** begin Provided information **

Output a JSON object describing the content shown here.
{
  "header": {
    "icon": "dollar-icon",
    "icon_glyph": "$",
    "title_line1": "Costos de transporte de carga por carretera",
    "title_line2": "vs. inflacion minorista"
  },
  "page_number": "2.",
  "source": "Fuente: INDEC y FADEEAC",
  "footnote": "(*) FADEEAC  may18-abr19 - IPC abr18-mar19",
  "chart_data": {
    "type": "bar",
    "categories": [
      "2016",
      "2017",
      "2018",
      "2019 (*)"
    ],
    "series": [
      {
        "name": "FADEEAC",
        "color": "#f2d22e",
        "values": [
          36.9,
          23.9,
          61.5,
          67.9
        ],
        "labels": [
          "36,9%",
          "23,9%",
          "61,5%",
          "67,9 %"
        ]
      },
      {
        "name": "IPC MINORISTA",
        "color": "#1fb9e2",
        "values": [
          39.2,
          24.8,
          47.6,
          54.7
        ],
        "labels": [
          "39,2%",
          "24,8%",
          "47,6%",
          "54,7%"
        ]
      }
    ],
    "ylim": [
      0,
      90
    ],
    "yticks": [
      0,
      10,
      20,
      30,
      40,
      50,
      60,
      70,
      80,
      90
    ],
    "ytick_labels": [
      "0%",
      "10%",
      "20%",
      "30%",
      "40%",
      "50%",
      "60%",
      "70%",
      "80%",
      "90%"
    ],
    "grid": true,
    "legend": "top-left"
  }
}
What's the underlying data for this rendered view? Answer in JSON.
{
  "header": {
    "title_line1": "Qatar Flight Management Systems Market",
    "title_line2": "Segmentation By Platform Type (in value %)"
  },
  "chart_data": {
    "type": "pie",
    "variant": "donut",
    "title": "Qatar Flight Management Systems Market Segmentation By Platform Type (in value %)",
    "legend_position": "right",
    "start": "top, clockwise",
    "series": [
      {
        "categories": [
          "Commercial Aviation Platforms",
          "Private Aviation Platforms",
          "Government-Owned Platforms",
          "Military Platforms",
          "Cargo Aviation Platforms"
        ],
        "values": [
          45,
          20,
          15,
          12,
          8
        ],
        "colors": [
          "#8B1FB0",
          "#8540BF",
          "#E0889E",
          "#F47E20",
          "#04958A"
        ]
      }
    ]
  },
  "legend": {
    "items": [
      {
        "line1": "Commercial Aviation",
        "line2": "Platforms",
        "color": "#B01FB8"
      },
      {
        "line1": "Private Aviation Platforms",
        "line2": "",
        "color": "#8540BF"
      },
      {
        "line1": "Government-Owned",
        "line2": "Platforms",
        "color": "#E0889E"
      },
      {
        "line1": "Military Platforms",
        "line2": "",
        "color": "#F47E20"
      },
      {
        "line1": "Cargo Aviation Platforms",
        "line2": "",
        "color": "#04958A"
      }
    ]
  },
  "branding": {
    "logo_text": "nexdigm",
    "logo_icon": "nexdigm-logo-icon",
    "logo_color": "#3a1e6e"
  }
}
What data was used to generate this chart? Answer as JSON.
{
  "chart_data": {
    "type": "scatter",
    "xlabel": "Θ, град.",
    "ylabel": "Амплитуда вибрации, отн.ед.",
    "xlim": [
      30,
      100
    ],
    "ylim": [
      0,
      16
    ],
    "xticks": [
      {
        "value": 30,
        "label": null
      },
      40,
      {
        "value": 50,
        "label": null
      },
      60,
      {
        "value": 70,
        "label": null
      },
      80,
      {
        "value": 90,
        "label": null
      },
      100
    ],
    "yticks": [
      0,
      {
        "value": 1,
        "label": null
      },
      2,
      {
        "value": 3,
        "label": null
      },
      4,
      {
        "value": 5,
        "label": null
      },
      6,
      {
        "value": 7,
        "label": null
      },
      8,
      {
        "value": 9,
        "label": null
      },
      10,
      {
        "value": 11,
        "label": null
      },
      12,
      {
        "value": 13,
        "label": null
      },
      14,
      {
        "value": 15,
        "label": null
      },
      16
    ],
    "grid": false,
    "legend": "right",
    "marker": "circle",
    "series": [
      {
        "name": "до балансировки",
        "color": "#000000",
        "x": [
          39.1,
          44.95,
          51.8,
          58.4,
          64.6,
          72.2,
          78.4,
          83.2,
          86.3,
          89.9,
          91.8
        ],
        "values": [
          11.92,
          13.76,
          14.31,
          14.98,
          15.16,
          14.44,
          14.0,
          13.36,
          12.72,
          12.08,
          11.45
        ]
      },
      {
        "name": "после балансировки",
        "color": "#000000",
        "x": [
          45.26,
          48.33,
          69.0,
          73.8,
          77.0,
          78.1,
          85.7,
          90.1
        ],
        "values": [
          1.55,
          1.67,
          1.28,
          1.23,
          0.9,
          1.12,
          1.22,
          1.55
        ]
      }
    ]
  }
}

** end Provided information **

Only the number is wanted: how many lines of these entries contain the string "Market"?

2